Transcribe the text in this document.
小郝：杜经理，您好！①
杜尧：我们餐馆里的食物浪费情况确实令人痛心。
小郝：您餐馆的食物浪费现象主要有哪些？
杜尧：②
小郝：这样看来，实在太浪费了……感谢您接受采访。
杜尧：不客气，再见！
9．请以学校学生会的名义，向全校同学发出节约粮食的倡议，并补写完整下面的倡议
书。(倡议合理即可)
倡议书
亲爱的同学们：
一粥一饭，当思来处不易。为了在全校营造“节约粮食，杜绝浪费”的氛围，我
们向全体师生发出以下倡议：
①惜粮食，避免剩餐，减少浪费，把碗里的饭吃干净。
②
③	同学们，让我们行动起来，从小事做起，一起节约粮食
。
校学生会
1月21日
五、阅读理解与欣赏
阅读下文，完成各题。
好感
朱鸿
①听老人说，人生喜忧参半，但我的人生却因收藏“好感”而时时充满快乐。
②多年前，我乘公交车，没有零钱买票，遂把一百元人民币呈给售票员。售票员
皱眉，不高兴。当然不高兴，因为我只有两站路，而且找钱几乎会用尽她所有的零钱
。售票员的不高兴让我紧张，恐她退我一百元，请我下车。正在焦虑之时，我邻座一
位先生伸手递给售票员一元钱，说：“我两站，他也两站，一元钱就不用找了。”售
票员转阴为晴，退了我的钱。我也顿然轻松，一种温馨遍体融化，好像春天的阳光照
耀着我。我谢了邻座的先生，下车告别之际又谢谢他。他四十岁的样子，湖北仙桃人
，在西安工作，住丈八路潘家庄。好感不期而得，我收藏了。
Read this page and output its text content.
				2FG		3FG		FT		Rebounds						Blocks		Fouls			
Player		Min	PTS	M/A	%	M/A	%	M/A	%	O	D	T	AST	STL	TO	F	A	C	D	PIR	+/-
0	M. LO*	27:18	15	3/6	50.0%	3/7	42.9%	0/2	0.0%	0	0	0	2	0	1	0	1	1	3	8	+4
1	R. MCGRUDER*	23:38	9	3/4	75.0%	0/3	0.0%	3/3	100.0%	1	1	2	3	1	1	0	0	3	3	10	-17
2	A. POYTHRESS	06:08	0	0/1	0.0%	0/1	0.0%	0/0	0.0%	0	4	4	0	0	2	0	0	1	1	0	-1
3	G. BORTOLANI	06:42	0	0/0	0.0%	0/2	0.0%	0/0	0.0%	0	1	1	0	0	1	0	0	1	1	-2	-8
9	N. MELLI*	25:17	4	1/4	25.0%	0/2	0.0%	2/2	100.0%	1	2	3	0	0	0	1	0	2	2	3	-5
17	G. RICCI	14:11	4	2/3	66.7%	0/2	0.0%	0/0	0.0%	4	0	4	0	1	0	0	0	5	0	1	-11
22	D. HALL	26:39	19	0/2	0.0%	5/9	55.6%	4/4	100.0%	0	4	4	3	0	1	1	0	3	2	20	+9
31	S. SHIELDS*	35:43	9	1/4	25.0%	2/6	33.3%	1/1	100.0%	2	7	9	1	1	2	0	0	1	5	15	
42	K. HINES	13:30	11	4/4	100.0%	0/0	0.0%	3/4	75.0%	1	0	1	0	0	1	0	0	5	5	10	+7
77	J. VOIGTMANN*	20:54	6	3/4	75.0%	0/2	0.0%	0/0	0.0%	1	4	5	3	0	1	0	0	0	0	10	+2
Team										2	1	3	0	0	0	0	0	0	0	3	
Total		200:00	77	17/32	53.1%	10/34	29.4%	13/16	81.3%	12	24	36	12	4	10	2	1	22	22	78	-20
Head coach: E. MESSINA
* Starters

++++++

List each line holding the string "this".

Transcribe the text in this document.
Read this page and output its text content.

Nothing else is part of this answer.